WHAT YOU NEED TO DO |
Could you print all the entries exactly?
# MATERIAL TO PROCESS start
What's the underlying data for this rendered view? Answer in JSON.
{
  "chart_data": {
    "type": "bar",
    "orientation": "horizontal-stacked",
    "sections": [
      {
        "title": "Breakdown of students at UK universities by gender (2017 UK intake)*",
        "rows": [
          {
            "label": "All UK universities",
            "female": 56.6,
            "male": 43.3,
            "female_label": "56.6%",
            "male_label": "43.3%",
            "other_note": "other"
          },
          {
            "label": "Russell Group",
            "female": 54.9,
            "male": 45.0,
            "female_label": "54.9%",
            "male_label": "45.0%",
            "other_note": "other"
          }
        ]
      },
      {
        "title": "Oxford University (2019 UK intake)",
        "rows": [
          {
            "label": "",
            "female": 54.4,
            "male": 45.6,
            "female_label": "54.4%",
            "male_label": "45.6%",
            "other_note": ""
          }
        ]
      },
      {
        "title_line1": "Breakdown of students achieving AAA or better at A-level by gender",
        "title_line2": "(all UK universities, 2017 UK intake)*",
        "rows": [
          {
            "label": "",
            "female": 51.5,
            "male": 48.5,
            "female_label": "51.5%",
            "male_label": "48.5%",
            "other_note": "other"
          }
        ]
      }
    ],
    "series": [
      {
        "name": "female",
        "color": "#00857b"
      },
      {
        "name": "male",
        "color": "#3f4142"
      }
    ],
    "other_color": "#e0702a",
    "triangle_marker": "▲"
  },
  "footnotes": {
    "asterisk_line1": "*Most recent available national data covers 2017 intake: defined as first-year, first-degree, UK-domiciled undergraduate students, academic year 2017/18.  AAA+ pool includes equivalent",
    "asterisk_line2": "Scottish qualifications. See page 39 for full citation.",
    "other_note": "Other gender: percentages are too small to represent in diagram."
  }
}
# MATERIAL TO PROCESS end
REPLY TO THE TASK |
What's the underlying data for this rendered view? Answer in JSON.
{
  "chart_data": {
    "type": "bar",
    "orientation": "horizontal-stacked",
    "sections": [
      {
        "title": "Breakdown of students at UK universities by gender (2017 UK intake)*",
        "rows": [
          {
            "label": "All UK universities",
            "female": 56.6,
            "male": 43.3,
            "female_label": "56.6%",
            "male_label": "43.3%",
            "other_note": "other"
          },
          {
            "label": "Russell Group",
            "female": 54.9,
            "male": 45.0,
            "female_label": "54.9%",
            "male_label": "45.0%",
            "other_note": "other"
          }
        ]
      },
      {
        "title": "Oxford University (2019 UK intake)",
        "rows": [
          {
            "label": "",
            "female": 54.4,
            "male": 45.6,
            "female_label": "54.4%",
            "male_label": "45.6%",
            "other_note": ""
          }
        ]
      },
      {
        "title_line1": "Breakdown of students achieving AAA or better at A-level by gender",
        "title_line2": "(all UK universities, 2017 UK intake)*",
        "rows": [
          {
            "label": "",
            "female": 51.5,
            "male": 48.5,
            "female_label": "51.5%",
            "male_label": "48.5%",
            "other_note": "other"
          }
        ]
      }
    ],
    "series": [
      {
        "name": "female",
        "color": "#00857b"
      },
      {
        "name": "male",
        "color": "#3f4142"
      }
    ],
    "other_color": "#e0702a",
    "triangle_marker": "▲"
  },
  "footnotes": {
    "asterisk_line1": "*Most recent available national data covers 2017 intake: defined as first-year, first-degree, UK-domiciled undergraduate students, academic year 2017/18.  AAA+ pool includes equivalent",
    "asterisk_line2": "Scottish qualifications. See page 39 for full citation.",
    "other_note": "Other gender: percentages are too small to represent in diagram."
  }
}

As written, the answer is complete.